-- BEGIN --

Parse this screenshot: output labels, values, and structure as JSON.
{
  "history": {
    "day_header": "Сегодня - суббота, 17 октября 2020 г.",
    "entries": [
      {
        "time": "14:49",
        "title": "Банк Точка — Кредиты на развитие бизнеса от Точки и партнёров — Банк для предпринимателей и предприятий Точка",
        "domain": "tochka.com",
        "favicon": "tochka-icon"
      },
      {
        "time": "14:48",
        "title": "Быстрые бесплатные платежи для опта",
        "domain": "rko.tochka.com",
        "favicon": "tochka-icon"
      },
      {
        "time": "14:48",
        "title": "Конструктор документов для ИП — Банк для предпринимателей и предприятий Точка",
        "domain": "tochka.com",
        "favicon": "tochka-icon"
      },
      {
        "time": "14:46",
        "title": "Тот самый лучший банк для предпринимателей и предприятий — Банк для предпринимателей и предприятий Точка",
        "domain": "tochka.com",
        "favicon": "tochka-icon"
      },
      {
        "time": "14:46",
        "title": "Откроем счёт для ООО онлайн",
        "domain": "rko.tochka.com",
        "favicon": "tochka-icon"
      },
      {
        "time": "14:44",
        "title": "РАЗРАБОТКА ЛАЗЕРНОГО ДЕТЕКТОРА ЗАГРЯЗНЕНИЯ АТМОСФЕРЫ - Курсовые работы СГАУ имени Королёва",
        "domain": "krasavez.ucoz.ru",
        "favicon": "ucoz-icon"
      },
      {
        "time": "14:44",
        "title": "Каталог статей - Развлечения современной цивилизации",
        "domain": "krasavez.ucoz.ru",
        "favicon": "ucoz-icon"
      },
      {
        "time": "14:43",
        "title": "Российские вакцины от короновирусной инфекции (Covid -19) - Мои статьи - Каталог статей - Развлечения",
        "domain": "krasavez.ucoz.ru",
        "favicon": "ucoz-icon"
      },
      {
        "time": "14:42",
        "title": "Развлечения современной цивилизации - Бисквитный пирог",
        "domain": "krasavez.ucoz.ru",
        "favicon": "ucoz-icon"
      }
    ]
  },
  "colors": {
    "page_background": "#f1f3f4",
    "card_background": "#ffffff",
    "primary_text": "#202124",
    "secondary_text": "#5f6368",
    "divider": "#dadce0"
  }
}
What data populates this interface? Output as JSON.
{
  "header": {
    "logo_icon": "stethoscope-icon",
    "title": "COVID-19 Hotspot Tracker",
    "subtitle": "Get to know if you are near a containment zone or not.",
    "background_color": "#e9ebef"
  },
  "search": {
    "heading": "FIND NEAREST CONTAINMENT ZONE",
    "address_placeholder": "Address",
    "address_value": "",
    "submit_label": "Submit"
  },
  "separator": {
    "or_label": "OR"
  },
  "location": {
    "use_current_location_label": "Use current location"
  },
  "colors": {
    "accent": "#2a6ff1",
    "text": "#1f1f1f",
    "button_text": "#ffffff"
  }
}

-- END --

**Task to complete**
Copy each line of the records containing the string "Развлечения".

**Expected answer**
        "title": "Каталог статей - Развлечения современной цивилизации",
        "title": "Российские вакцины от короновирусной инфекции (Covid -19) - Мои статьи - Каталог статей - Развлечения",
        "title": "Развлечения современной цивилизации - Бисквитный пирог",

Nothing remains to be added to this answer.